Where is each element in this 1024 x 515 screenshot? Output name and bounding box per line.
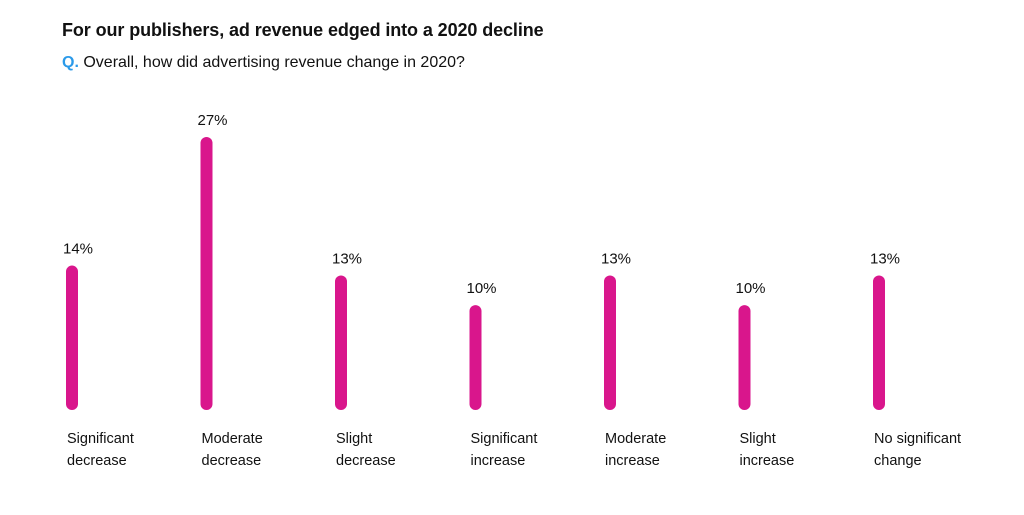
bar-value-label: 13%	[601, 250, 631, 267]
bar-5	[738, 305, 751, 410]
category-label: Moderate	[202, 431, 263, 447]
category-label: increase	[471, 453, 526, 469]
bar-2	[335, 275, 347, 410]
category-label: decrease	[336, 453, 396, 469]
question-text: Overall, how did advertising revenue cha…	[83, 54, 465, 71]
bar-0	[66, 265, 78, 410]
bar-4	[604, 275, 616, 410]
category-label: Slight	[336, 431, 372, 447]
bar-value-label: 10%	[467, 280, 497, 297]
bar-1	[200, 137, 213, 410]
category-label: increase	[740, 453, 795, 469]
category-label: Significant	[67, 431, 134, 447]
category-label: increase	[605, 453, 660, 469]
question-prefix: Q.	[62, 54, 79, 71]
chart-title: For our publishers, ad revenue edged int…	[62, 20, 544, 40]
category-label: change	[874, 453, 922, 469]
bar-6	[873, 275, 885, 410]
category-label: Moderate	[605, 431, 666, 447]
category-label: decrease	[202, 453, 262, 469]
bar-3	[469, 305, 482, 410]
category-label: decrease	[67, 453, 127, 469]
bar-value-label: 13%	[870, 250, 900, 267]
bar-value-label: 13%	[332, 250, 362, 267]
question-line: Q. Overall, how did advertising revenue …	[62, 54, 465, 72]
bar-value-label: 10%	[736, 280, 766, 297]
category-label: Significant	[471, 431, 538, 447]
category-label: No significant	[874, 431, 961, 447]
category-label: Slight	[740, 431, 776, 447]
bar-value-label: 14%	[63, 241, 93, 258]
bar-value-label: 27%	[198, 112, 228, 129]
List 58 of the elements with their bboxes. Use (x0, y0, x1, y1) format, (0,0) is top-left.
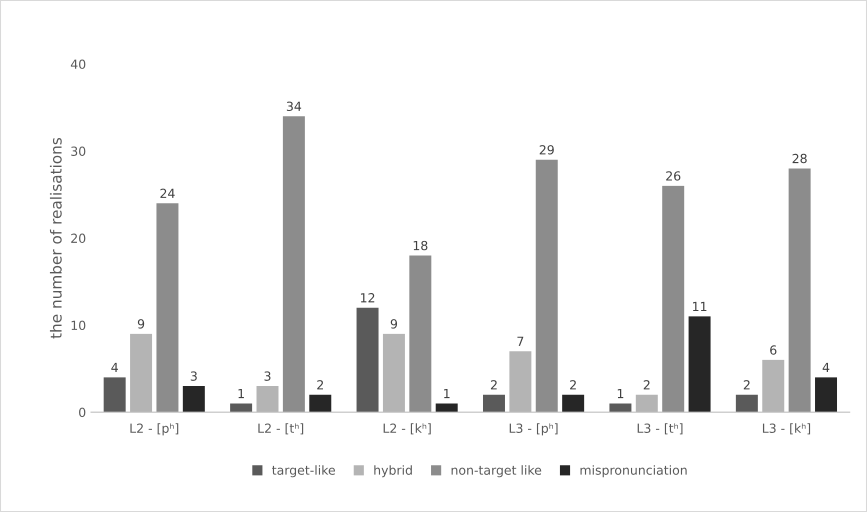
data-label: 12 (360, 293, 374, 302)
bar (815, 377, 838, 412)
bar (409, 255, 432, 412)
x-tick-label: L3 - [pʰ] (510, 423, 558, 436)
y-axis-title: the number of realisations (50, 138, 62, 339)
data-label: 2 (570, 380, 576, 390)
bar (562, 394, 584, 412)
bar (104, 377, 126, 412)
bar (536, 160, 558, 412)
data-label: 9 (138, 319, 144, 329)
data-label: 34 (286, 102, 302, 112)
bar (609, 403, 632, 412)
legend-label: non-target like (452, 465, 542, 478)
x-tick-label: L2 - [kʰ] (384, 423, 431, 434)
data-label: 9 (390, 319, 398, 329)
legend-label: mispronunciation (580, 465, 687, 478)
y-tick-label: 10 (72, 320, 86, 330)
data-label: 3 (264, 371, 270, 381)
legend-label: target-like (272, 465, 336, 478)
bar (156, 203, 178, 412)
x-tick-label: L2 - [tʰ] (258, 423, 304, 434)
data-label: 2 (490, 380, 497, 390)
data-label: 2 (744, 380, 750, 390)
data-label: 2 (317, 380, 323, 390)
x-tick-label: L3 - [tʰ] (638, 423, 682, 434)
bar (482, 394, 505, 412)
data-label: 2 (644, 380, 650, 390)
data-label: 1 (238, 388, 244, 398)
data-label: 7 (517, 336, 524, 346)
bar (662, 186, 684, 412)
bar (309, 394, 332, 412)
data-label: 3 (190, 371, 197, 381)
y-tick-label: 30 (71, 146, 86, 156)
data-label: 26 (666, 171, 680, 181)
data-label: 18 (414, 240, 428, 250)
y-tick-label: 0 (79, 408, 86, 418)
bar (688, 316, 711, 412)
data-label: 1 (618, 388, 624, 398)
bar (356, 308, 379, 412)
data-label: 29 (540, 145, 554, 155)
data-label: 4 (111, 362, 118, 372)
data-label: 1 (444, 388, 450, 398)
data-label: 28 (792, 154, 807, 164)
bar (182, 386, 205, 412)
bar (788, 168, 811, 412)
bar (436, 403, 458, 412)
bar (230, 403, 252, 412)
data-label: 6 (770, 345, 776, 355)
x-tick-label: L3 - [kʰ] (762, 423, 810, 434)
data-label: 4 (822, 362, 830, 372)
y-tick-label: 20 (71, 234, 86, 244)
bar (736, 394, 758, 412)
legend-label: hybrid (374, 465, 412, 478)
y-tick-label: 40 (70, 59, 86, 69)
data-label: 11 (693, 302, 706, 312)
x-tick-label: L2 - [pʰ] (130, 423, 178, 436)
data-label: 24 (160, 188, 175, 198)
bar (282, 116, 305, 412)
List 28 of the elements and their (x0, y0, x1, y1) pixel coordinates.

____

STATED PROBLEM: Copy all of the data above line for line, leaving out the pictures.

TASK RESPONSE:
Where is each element in this 1024 x 515 screenshot? Output name and bounding box per line.
bar-value-label: 13%	[601, 250, 631, 267]
bar-5	[738, 305, 751, 410]
category-label: Moderate	[202, 431, 263, 447]
category-label: increase	[471, 453, 526, 469]
bar-2	[335, 275, 347, 410]
category-label: decrease	[336, 453, 396, 469]
question-text: Overall, how did advertising revenue cha…	[83, 54, 465, 71]
bar-0	[66, 265, 78, 410]
bar-4	[604, 275, 616, 410]
category-label: Slight	[336, 431, 372, 447]
bar-value-label: 10%	[467, 280, 497, 297]
bar-1	[200, 137, 213, 410]
category-label: increase	[740, 453, 795, 469]
category-label: Significant	[67, 431, 134, 447]
category-label: increase	[605, 453, 660, 469]
question-prefix: Q.	[62, 54, 79, 71]
chart-title: For our publishers, ad revenue edged int…	[62, 20, 544, 40]
category-label: change	[874, 453, 922, 469]
bar-6	[873, 275, 885, 410]
category-label: Moderate	[605, 431, 666, 447]
category-label: decrease	[202, 453, 262, 469]
bar-3	[469, 305, 482, 410]
category-label: decrease	[67, 453, 127, 469]
bar-value-label: 13%	[870, 250, 900, 267]
bar-value-label: 13%	[332, 250, 362, 267]
question-line: Q. Overall, how did advertising revenue …	[62, 54, 465, 72]
bar-value-label: 10%	[736, 280, 766, 297]
category-label: Significant	[471, 431, 538, 447]
category-label: No significant	[874, 431, 961, 447]
category-label: Slight	[740, 431, 776, 447]
bar-value-label: 14%	[63, 241, 93, 258]
bar-value-label: 27%	[198, 112, 228, 129]
List 58 of the elements with their bboxes. Use (x0, y0, x1, y1) format, (0,0) is top-left.
data-label: 12 (360, 293, 374, 302)
bar (815, 377, 838, 412)
bar (409, 255, 432, 412)
x-tick-label: L3 - [pʰ] (510, 423, 558, 436)
y-axis-title: the number of realisations (50, 138, 62, 339)
data-label: 2 (570, 380, 576, 390)
bar (562, 394, 584, 412)
bar (104, 377, 126, 412)
bar (536, 160, 558, 412)
data-label: 9 (138, 319, 144, 329)
data-label: 34 (286, 102, 302, 112)
bar (609, 403, 632, 412)
legend-label: non-target like (452, 465, 542, 478)
x-tick-label: L2 - [kʰ] (384, 423, 431, 434)
data-label: 9 (390, 319, 398, 329)
legend-label: mispronunciation (580, 465, 687, 478)
y-tick-label: 10 (72, 320, 86, 330)
data-label: 3 (264, 371, 270, 381)
legend-label: target-like (272, 465, 336, 478)
bar (156, 203, 178, 412)
x-tick-label: L2 - [tʰ] (258, 423, 304, 434)
data-label: 2 (490, 380, 497, 390)
data-label: 2 (744, 380, 750, 390)
data-label: 2 (317, 380, 323, 390)
x-tick-label: L3 - [tʰ] (638, 423, 682, 434)
bar (482, 394, 505, 412)
data-label: 2 (644, 380, 650, 390)
data-label: 1 (238, 388, 244, 398)
data-label: 7 (517, 336, 524, 346)
bar (662, 186, 684, 412)
bar (309, 394, 332, 412)
data-label: 3 (190, 371, 197, 381)
y-tick-label: 30 (71, 146, 86, 156)
data-label: 26 (666, 171, 680, 181)
data-label: 18 (414, 240, 428, 250)
y-tick-label: 0 (79, 408, 86, 418)
bar (688, 316, 711, 412)
data-label: 1 (618, 388, 624, 398)
bar (356, 308, 379, 412)
data-label: 29 (540, 145, 554, 155)
data-label: 4 (111, 362, 118, 372)
data-label: 1 (444, 388, 450, 398)
data-label: 28 (792, 154, 807, 164)
bar (182, 386, 205, 412)
bar (788, 168, 811, 412)
bar (436, 403, 458, 412)
bar (230, 403, 252, 412)
data-label: 6 (770, 345, 776, 355)
x-tick-label: L3 - [kʰ] (762, 423, 810, 434)
data-label: 4 (822, 362, 830, 372)
y-tick-label: 20 (71, 234, 86, 244)
bar (736, 394, 758, 412)
legend-label: hybrid (374, 465, 412, 478)
y-tick-label: 40 (70, 59, 86, 69)
data-label: 11 (693, 302, 706, 312)
x-tick-label: L2 - [pʰ] (130, 423, 178, 436)
data-label: 24 (160, 188, 175, 198)
bar (282, 116, 305, 412)
List 28 of the elements and their (x0, y0, x1, y1) pixel coordinates.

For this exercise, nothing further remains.